==== Supplied records
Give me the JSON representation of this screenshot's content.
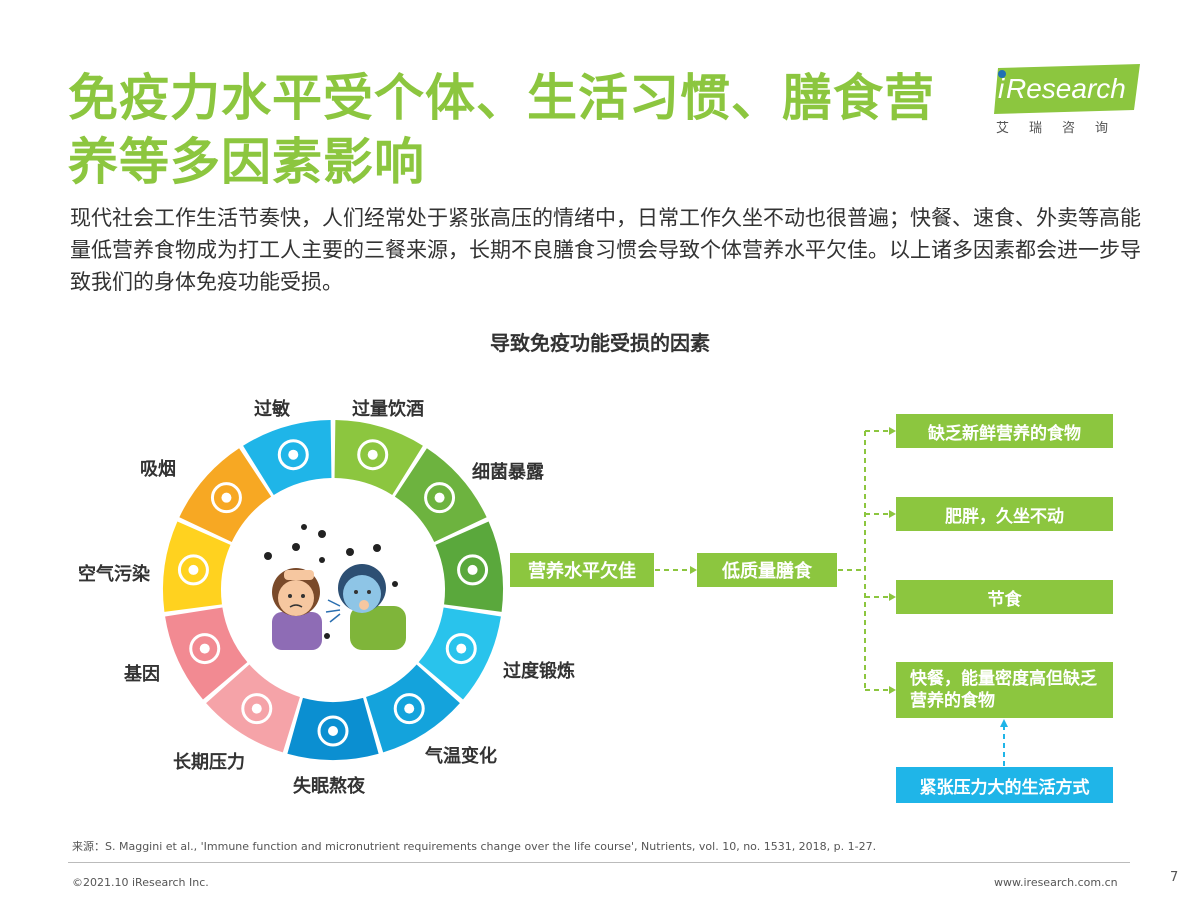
{
  "title": "免疫力水平受个体、生活习惯、膳食营养等多因素影响",
  "logo": {
    "name": "iResearch",
    "subtitle": "艾瑞咨询"
  },
  "intro": "现代社会工作生活节奏快，人们经常处于紧张高压的情绪中，日常工作久坐不动也很普遍；快餐、速食、外卖等高能量低营养食物成为打工人主要的三餐来源，长期不良膳食习惯会导致个体营养水平欠佳。以上诸多因素都会进一步导致我们的身体免疫功能受损。",
  "diagram": {
    "title": "导致免疫功能受损的因素",
    "segments": [
      {
        "label": "过敏",
        "icon": "allergy-icon",
        "color": "#1fb5e8"
      },
      {
        "label": "过量饮酒",
        "icon": "beer-icon",
        "color": "#8cc63f"
      },
      {
        "label": "细菌暴露",
        "icon": "bacteria-icon",
        "color": "#6db33f"
      },
      {
        "label": "营养水平欠佳",
        "icon": "food-cloche-icon",
        "color": "#5aa83c"
      },
      {
        "label": "过度锻炼",
        "icon": "running-icon",
        "color": "#29c3ec"
      },
      {
        "label": "气温变化",
        "icon": "thermometer-icon",
        "color": "#14a3dc"
      },
      {
        "label": "失眠熬夜",
        "icon": "moon-icon",
        "color": "#0b8fd1"
      },
      {
        "label": "长期压力",
        "icon": "heart-icon",
        "color": "#f5a3a8"
      },
      {
        "label": "基因",
        "icon": "dna-icon",
        "color": "#f28a92"
      },
      {
        "label": "空气污染",
        "icon": "factory-icon",
        "color": "#ffd21f"
      },
      {
        "label": "吸烟",
        "icon": "cigarette-icon",
        "color": "#f7a823"
      }
    ],
    "center_icon": "sick-people-icon",
    "flow": {
      "nutrition": "营养水平欠佳",
      "low_quality": "低质量膳食",
      "causes": [
        "缺乏新鲜营养的食物",
        "肥胖，久坐不动",
        "节食",
        "快餐，能量密度高但缺乏营养的食物"
      ],
      "lifestyle": "紧张压力大的生活方式"
    }
  },
  "source": "来源：S. Maggini et al., 'Immune function and micronutrient requirements change over the life course', Nutrients, vol. 10, no. 1531, 2018, p. 1-27.",
  "copyright": "©2021.10 iResearch Inc.",
  "website": "www.iresearch.com.cn",
  "page_number": "7",
  "colors": {
    "accent_green": "#8cc63f",
    "accent_blue": "#1fb5e8"
  }
}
========
[Action item]
Only the text of the records belongs in the answer, printed exactly and without pictures.

[Final answer]
Give me the JSON representation of this screenshot's content.
{
  "title": "免疫力水平受个体、生活习惯、膳食营养等多因素影响",
  "logo": {
    "name": "iResearch",
    "subtitle": "艾瑞咨询"
  },
  "intro": "现代社会工作生活节奏快，人们经常处于紧张高压的情绪中，日常工作久坐不动也很普遍；快餐、速食、外卖等高能量低营养食物成为打工人主要的三餐来源，长期不良膳食习惯会导致个体营养水平欠佳。以上诸多因素都会进一步导致我们的身体免疫功能受损。",
  "diagram": {
    "title": "导致免疫功能受损的因素",
    "segments": [
      {
        "label": "过敏",
        "icon": "allergy-icon",
        "color": "#1fb5e8"
      },
      {
        "label": "过量饮酒",
        "icon": "beer-icon",
        "color": "#8cc63f"
      },
      {
        "label": "细菌暴露",
        "icon": "bacteria-icon",
        "color": "#6db33f"
      },
      {
        "label": "营养水平欠佳",
        "icon": "food-cloche-icon",
        "color": "#5aa83c"
      },
      {
        "label": "过度锻炼",
        "icon": "running-icon",
        "color": "#29c3ec"
      },
      {
        "label": "气温变化",
        "icon": "thermometer-icon",
        "color": "#14a3dc"
      },
      {
        "label": "失眠熬夜",
        "icon": "moon-icon",
        "color": "#0b8fd1"
      },
      {
        "label": "长期压力",
        "icon": "heart-icon",
        "color": "#f5a3a8"
      },
      {
        "label": "基因",
        "icon": "dna-icon",
        "color": "#f28a92"
      },
      {
        "label": "空气污染",
        "icon": "factory-icon",
        "color": "#ffd21f"
      },
      {
        "label": "吸烟",
        "icon": "cigarette-icon",
        "color": "#f7a823"
      }
    ],
    "center_icon": "sick-people-icon",
    "flow": {
      "nutrition": "营养水平欠佳",
      "low_quality": "低质量膳食",
      "causes": [
        "缺乏新鲜营养的食物",
        "肥胖，久坐不动",
        "节食",
        "快餐，能量密度高但缺乏营养的食物"
      ],
      "lifestyle": "紧张压力大的生活方式"
    }
  },
  "source": "来源：S. Maggini et al., 'Immune function and micronutrient requirements change over the life course', Nutrients, vol. 10, no. 1531, 2018, p. 1-27.",
  "copyright": "©2021.10 iResearch Inc.",
  "website": "www.iresearch.com.cn",
  "page_number": "7",
  "colors": {
    "accent_green": "#8cc63f",
    "accent_blue": "#1fb5e8"
  }
}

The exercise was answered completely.